## Task prompt
Pull out every line below that contains the word "Water".

## Dataset records
—————
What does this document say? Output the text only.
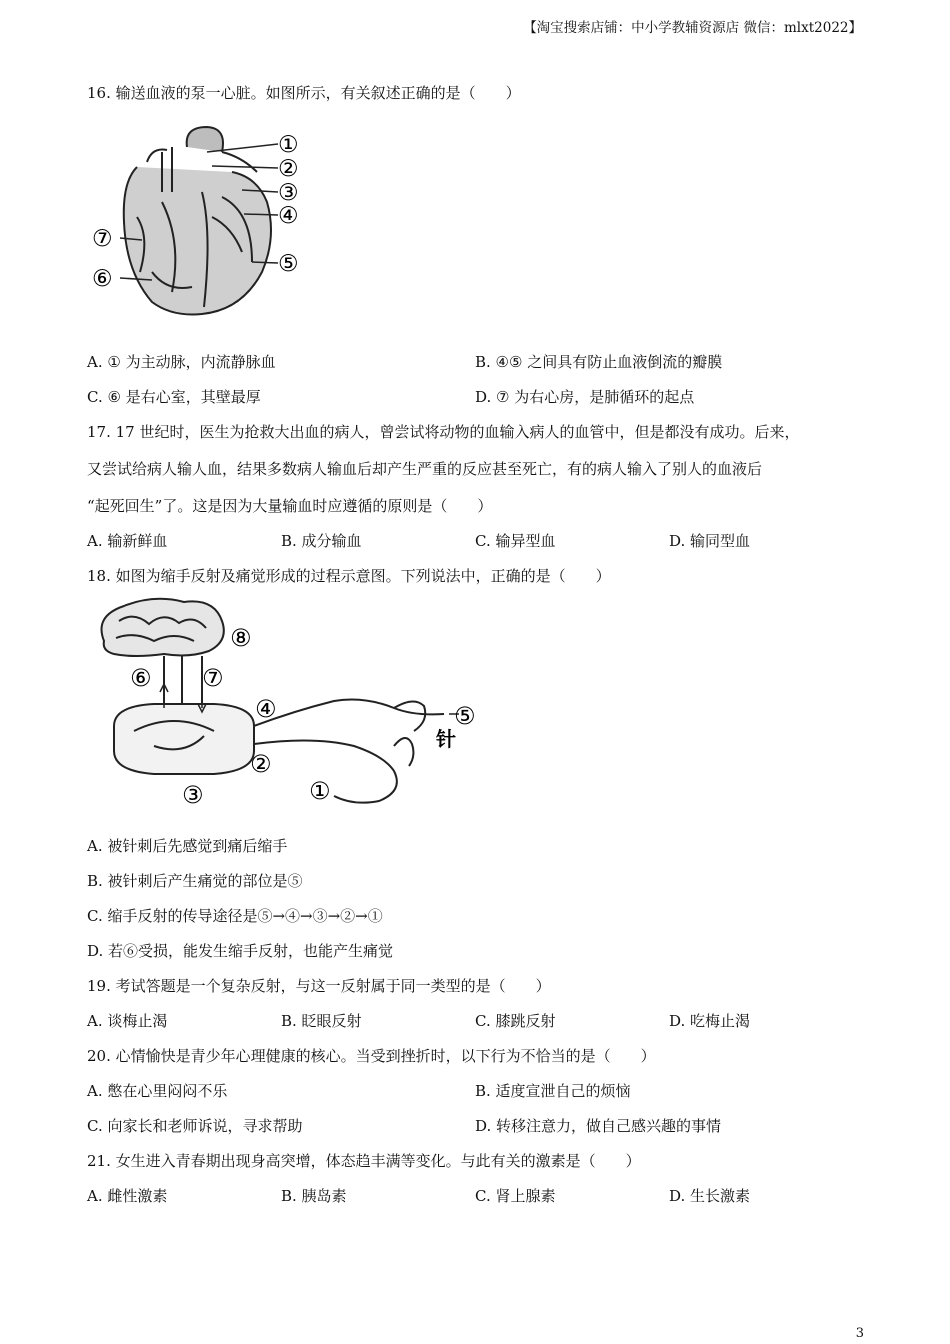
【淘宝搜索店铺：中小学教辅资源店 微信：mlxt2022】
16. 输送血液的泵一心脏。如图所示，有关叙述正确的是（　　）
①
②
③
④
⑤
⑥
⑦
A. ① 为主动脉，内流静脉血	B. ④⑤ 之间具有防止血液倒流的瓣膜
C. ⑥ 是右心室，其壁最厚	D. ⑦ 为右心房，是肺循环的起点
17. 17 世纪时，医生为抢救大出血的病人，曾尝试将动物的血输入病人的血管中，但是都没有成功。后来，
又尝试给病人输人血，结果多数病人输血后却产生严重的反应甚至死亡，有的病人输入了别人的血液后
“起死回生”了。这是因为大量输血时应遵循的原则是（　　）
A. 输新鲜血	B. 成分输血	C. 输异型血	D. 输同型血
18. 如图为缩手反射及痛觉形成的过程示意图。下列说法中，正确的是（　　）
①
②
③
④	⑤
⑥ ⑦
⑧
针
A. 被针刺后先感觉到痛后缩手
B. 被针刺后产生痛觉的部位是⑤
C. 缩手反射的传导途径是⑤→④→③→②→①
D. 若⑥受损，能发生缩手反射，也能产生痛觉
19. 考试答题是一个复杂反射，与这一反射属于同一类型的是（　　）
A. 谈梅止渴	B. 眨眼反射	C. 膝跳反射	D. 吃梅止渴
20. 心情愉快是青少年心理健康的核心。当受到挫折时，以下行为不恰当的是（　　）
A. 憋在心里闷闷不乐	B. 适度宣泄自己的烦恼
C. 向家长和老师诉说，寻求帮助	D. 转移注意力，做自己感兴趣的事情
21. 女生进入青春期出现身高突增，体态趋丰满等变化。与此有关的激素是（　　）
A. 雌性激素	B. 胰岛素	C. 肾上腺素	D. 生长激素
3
—————
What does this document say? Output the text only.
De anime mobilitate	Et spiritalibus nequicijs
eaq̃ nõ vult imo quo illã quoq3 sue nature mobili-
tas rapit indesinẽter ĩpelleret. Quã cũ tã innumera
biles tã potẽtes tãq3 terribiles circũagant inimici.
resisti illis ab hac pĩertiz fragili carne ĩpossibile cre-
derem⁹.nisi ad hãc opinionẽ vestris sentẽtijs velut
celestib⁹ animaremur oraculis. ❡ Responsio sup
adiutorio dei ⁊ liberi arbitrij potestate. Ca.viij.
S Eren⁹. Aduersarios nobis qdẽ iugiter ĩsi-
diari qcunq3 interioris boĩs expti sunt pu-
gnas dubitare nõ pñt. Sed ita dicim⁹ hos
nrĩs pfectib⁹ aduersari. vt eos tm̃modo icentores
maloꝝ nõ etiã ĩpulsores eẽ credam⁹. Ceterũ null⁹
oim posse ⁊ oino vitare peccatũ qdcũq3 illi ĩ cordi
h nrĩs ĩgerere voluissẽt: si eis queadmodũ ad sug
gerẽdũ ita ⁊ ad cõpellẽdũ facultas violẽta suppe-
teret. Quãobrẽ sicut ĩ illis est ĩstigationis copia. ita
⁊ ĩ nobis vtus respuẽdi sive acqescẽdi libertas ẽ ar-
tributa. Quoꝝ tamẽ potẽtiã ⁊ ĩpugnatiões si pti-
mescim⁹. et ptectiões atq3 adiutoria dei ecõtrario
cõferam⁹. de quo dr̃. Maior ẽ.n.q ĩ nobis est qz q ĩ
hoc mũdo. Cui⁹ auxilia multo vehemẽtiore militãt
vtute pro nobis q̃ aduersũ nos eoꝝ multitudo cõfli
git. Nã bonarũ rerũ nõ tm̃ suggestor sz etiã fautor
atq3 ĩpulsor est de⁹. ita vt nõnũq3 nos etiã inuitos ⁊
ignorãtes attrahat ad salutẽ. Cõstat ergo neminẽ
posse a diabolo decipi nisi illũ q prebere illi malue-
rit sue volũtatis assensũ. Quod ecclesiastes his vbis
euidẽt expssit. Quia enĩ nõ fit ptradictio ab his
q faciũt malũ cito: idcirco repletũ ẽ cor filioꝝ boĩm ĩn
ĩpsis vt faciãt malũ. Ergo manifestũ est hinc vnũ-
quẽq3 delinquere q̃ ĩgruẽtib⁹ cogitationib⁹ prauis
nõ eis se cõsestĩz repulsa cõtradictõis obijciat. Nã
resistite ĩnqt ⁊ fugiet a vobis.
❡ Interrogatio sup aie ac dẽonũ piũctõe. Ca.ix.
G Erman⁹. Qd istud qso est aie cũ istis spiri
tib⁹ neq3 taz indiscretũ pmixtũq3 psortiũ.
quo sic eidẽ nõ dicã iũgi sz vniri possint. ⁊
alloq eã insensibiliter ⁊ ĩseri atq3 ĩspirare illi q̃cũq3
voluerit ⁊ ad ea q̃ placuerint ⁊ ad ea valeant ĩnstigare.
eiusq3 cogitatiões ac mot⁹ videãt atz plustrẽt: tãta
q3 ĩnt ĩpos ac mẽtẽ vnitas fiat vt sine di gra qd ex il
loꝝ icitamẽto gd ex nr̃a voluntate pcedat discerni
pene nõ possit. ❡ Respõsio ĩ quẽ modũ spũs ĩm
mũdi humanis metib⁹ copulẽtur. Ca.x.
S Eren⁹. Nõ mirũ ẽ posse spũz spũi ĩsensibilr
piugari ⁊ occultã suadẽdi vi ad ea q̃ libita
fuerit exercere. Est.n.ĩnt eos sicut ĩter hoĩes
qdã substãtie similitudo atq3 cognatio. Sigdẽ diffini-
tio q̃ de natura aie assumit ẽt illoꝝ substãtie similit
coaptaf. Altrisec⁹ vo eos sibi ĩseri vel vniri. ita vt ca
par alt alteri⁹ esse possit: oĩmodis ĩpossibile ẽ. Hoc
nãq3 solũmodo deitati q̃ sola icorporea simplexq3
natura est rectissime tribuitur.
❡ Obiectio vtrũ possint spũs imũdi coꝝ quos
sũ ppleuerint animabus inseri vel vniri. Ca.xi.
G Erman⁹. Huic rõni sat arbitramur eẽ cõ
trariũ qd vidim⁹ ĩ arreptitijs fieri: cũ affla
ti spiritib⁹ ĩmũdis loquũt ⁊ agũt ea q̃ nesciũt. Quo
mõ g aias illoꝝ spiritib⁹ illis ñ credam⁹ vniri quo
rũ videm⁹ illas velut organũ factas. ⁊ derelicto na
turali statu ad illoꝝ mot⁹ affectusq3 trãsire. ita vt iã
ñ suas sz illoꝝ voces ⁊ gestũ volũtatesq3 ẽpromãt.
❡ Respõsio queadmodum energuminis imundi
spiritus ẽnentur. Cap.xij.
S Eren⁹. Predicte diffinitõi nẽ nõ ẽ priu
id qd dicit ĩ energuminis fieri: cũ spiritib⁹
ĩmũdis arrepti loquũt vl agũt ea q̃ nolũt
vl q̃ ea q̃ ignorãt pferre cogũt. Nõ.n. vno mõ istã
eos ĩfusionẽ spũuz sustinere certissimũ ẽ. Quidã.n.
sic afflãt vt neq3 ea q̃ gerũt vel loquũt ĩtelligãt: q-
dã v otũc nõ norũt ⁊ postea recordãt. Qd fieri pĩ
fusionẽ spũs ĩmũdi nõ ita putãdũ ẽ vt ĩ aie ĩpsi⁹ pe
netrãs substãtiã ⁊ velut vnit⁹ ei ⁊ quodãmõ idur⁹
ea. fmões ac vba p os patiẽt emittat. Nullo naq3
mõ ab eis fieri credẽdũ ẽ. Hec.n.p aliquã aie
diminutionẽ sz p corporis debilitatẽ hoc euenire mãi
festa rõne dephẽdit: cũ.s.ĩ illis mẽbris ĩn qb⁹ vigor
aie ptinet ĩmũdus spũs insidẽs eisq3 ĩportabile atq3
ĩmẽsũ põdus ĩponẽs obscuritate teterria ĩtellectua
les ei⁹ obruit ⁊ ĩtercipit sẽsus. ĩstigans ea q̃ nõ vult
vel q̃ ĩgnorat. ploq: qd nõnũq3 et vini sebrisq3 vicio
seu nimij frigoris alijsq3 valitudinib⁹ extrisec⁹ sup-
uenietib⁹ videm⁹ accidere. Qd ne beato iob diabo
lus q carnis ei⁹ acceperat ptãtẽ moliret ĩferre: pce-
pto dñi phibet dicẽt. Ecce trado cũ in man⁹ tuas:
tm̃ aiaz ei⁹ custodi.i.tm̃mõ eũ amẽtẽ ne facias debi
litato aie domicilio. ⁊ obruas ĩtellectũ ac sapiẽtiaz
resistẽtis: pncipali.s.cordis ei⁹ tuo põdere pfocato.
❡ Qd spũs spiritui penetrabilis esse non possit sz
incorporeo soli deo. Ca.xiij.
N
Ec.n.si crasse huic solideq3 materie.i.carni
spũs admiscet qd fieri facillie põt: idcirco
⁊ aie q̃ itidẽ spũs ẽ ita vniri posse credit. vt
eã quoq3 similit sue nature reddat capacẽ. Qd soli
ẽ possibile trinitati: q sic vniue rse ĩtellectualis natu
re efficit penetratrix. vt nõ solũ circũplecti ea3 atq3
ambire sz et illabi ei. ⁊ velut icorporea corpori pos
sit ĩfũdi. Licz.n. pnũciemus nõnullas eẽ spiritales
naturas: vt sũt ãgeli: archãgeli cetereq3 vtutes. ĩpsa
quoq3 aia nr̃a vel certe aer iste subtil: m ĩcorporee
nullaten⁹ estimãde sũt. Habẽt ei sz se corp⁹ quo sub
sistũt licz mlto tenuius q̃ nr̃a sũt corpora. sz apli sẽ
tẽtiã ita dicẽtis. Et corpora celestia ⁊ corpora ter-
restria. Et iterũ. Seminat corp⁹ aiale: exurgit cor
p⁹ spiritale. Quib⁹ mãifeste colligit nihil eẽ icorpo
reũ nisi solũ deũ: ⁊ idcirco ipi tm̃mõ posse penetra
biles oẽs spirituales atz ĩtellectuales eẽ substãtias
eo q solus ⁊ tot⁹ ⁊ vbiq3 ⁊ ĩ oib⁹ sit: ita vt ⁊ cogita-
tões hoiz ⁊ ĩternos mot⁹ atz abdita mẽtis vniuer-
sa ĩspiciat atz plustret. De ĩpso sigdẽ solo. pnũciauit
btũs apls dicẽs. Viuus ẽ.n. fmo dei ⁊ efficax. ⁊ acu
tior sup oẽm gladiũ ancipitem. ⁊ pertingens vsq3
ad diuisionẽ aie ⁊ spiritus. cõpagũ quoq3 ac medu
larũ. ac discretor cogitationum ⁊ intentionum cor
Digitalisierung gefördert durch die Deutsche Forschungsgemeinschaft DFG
—————
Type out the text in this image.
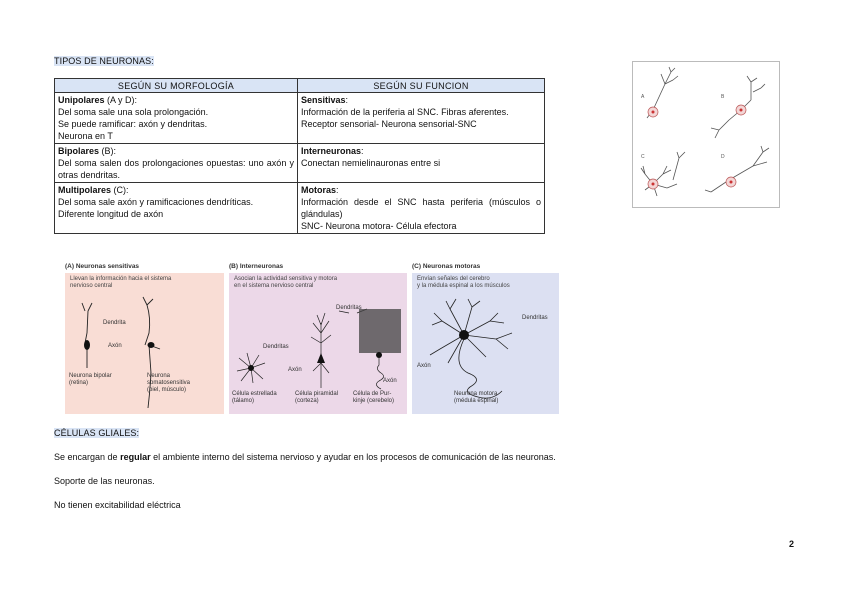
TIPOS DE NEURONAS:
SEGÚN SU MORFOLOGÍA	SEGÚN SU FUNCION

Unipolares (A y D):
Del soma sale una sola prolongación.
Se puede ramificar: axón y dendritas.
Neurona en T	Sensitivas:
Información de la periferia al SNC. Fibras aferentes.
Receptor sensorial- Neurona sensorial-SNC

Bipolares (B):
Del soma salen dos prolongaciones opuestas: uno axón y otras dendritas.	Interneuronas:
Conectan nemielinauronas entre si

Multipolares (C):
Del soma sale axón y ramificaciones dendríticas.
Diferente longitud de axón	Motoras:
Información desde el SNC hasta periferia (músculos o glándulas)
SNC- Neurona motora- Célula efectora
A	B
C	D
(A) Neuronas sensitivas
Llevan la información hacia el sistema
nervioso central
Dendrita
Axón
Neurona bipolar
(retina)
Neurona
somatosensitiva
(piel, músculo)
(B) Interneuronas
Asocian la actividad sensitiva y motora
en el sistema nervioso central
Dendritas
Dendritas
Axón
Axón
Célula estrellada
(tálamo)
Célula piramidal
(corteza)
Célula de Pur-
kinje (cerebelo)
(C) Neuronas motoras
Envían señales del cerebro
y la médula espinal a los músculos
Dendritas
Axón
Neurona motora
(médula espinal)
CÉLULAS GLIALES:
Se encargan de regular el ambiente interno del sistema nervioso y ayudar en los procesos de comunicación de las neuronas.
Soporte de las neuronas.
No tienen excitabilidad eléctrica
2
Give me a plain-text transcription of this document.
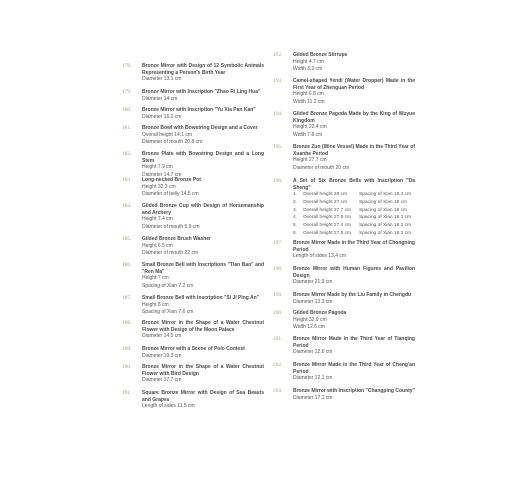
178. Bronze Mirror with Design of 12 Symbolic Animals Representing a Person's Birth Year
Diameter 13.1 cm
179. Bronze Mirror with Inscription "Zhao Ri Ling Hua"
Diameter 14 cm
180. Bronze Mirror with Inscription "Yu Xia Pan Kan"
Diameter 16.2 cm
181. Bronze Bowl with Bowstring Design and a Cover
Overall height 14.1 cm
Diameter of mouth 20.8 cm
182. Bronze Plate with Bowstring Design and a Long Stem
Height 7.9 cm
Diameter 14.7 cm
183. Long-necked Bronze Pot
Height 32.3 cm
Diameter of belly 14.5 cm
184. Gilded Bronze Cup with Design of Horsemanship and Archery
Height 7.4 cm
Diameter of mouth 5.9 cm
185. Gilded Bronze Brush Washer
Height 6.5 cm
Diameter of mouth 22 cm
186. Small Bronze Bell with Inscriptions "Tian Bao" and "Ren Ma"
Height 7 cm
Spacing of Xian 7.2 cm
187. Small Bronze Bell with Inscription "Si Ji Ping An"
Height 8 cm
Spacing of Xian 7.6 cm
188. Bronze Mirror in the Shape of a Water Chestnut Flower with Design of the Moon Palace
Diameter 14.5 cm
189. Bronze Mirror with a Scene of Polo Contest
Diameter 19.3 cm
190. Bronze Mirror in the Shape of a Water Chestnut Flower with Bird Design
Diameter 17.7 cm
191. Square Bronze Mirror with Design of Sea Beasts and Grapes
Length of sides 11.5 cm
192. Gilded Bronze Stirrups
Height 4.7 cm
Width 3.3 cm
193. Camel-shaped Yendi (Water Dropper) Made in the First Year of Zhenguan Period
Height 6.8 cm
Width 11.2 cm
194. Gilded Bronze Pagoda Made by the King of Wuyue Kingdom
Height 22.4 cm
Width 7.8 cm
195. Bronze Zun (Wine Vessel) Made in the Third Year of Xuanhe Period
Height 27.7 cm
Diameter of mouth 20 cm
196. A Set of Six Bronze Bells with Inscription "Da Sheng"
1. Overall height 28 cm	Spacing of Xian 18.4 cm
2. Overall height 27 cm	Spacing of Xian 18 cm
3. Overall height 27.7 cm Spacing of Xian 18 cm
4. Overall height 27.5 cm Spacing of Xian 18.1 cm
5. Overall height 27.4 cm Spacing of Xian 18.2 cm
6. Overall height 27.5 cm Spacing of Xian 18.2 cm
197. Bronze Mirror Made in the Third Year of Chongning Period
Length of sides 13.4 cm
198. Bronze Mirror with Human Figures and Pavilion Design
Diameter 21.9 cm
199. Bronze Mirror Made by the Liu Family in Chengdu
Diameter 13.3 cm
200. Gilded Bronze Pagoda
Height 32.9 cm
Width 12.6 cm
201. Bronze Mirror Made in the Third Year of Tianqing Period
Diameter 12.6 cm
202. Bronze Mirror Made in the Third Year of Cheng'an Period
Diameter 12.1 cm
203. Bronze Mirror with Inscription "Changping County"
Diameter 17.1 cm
—————
## The answer
188. Bronze Mirror in the Shape of a Water Chestnut Flower with Design of the Moon Palace
190. Bronze Mirror in the Shape of a Water Chestnut Flower with Bird Design
193. Camel-shaped Yendi (Water Dropper) Made in the First Year of Zhenguan Period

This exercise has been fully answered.